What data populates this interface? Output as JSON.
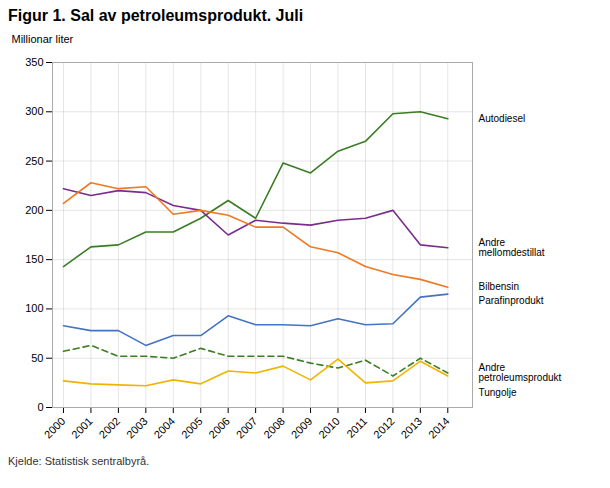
{
  "chart_data": {
    "type": "line",
    "title": "Figur 1. Sal av petroleumsprodukt. Juli",
    "ylabel": "Millionar liter",
    "caption": "Kjelde: Statistisk sentralbyrå.",
    "x": [
      2000,
      2001,
      2002,
      2003,
      2004,
      2005,
      2006,
      2007,
      2008,
      2009,
      2010,
      2011,
      2012,
      2013,
      2014
    ],
    "series": [
      {
        "name": "Autodiesel",
        "color": "#3a7d23",
        "line_style": "solid",
        "values": [
          143,
          163,
          165,
          178,
          178,
          192,
          210,
          192,
          248,
          238,
          260,
          270,
          298,
          300,
          293
        ]
      },
      {
        "name": "Andre mellomdestillat",
        "color": "#7b2d8b",
        "line_style": "solid",
        "values": [
          222,
          215,
          220,
          218,
          205,
          200,
          175,
          190,
          187,
          185,
          190,
          192,
          200,
          165,
          162
        ]
      },
      {
        "name": "Bilbensin",
        "color": "#f07820",
        "line_style": "solid",
        "values": [
          207,
          228,
          222,
          224,
          196,
          200,
          195,
          183,
          183,
          163,
          157,
          143,
          135,
          130,
          122
        ]
      },
      {
        "name": "Parafinprodukt",
        "color": "#4472c4",
        "line_style": "solid",
        "values": [
          83,
          78,
          78,
          63,
          73,
          73,
          93,
          84,
          84,
          83,
          90,
          84,
          85,
          112,
          115
        ]
      },
      {
        "name": "Andre petroleumsprodukt",
        "color": "#3a7d23",
        "line_style": "dashed",
        "values": [
          57,
          63,
          52,
          52,
          50,
          60,
          52,
          52,
          52,
          45,
          40,
          48,
          32,
          50,
          35
        ]
      },
      {
        "name": "Tungolje",
        "color": "#f0b400",
        "line_style": "solid",
        "values": [
          27,
          24,
          23,
          22,
          28,
          24,
          37,
          35,
          42,
          28,
          49,
          25,
          27,
          47,
          32
        ]
      }
    ],
    "annotations": [
      "Autodiesel",
      "Andre\nmellomdestillat",
      "Bilbensin",
      "Parafinprodukt",
      "Andre\npetroleumsprodukt",
      "Tungolje"
    ],
    "xlim": [
      1999.6,
      2014.9
    ],
    "xticks": [
      2000,
      2001,
      2002,
      2003,
      2004,
      2005,
      2006,
      2007,
      2008,
      2009,
      2010,
      2011,
      2012,
      2013,
      2014
    ],
    "ylim": [
      0,
      350
    ],
    "yticks": [
      0,
      50,
      100,
      150,
      200,
      250,
      300,
      350
    ],
    "grid": true
  }
}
○ ○ ○
TASK DETAILS:
Transcribe every record above exactly as written, leaving out any pictures.

THE REPLY:
What data populates this interface? Output as JSON.
{
  "chart_data": {
    "type": "line",
    "title": "Figur 1. Sal av petroleumsprodukt. Juli",
    "ylabel": "Millionar liter",
    "caption": "Kjelde: Statistisk sentralbyrå.",
    "x": [
      2000,
      2001,
      2002,
      2003,
      2004,
      2005,
      2006,
      2007,
      2008,
      2009,
      2010,
      2011,
      2012,
      2013,
      2014
    ],
    "series": [
      {
        "name": "Autodiesel",
        "color": "#3a7d23",
        "line_style": "solid",
        "values": [
          143,
          163,
          165,
          178,
          178,
          192,
          210,
          192,
          248,
          238,
          260,
          270,
          298,
          300,
          293
        ]
      },
      {
        "name": "Andre mellomdestillat",
        "color": "#7b2d8b",
        "line_style": "solid",
        "values": [
          222,
          215,
          220,
          218,
          205,
          200,
          175,
          190,
          187,
          185,
          190,
          192,
          200,
          165,
          162
        ]
      },
      {
        "name": "Bilbensin",
        "color": "#f07820",
        "line_style": "solid",
        "values": [
          207,
          228,
          222,
          224,
          196,
          200,
          195,
          183,
          183,
          163,
          157,
          143,
          135,
          130,
          122
        ]
      },
      {
        "name": "Parafinprodukt",
        "color": "#4472c4",
        "line_style": "solid",
        "values": [
          83,
          78,
          78,
          63,
          73,
          73,
          93,
          84,
          84,
          83,
          90,
          84,
          85,
          112,
          115
        ]
      },
      {
        "name": "Andre petroleumsprodukt",
        "color": "#3a7d23",
        "line_style": "dashed",
        "values": [
          57,
          63,
          52,
          52,
          50,
          60,
          52,
          52,
          52,
          45,
          40,
          48,
          32,
          50,
          35
        ]
      },
      {
        "name": "Tungolje",
        "color": "#f0b400",
        "line_style": "solid",
        "values": [
          27,
          24,
          23,
          22,
          28,
          24,
          37,
          35,
          42,
          28,
          49,
          25,
          27,
          47,
          32
        ]
      }
    ],
    "annotations": [
      "Autodiesel",
      "Andre\nmellomdestillat",
      "Bilbensin",
      "Parafinprodukt",
      "Andre\npetroleumsprodukt",
      "Tungolje"
    ],
    "xlim": [
      1999.6,
      2014.9
    ],
    "xticks": [
      2000,
      2001,
      2002,
      2003,
      2004,
      2005,
      2006,
      2007,
      2008,
      2009,
      2010,
      2011,
      2012,
      2013,
      2014
    ],
    "ylim": [
      0,
      350
    ],
    "yticks": [
      0,
      50,
      100,
      150,
      200,
      250,
      300,
      350
    ],
    "grid": true
  }
}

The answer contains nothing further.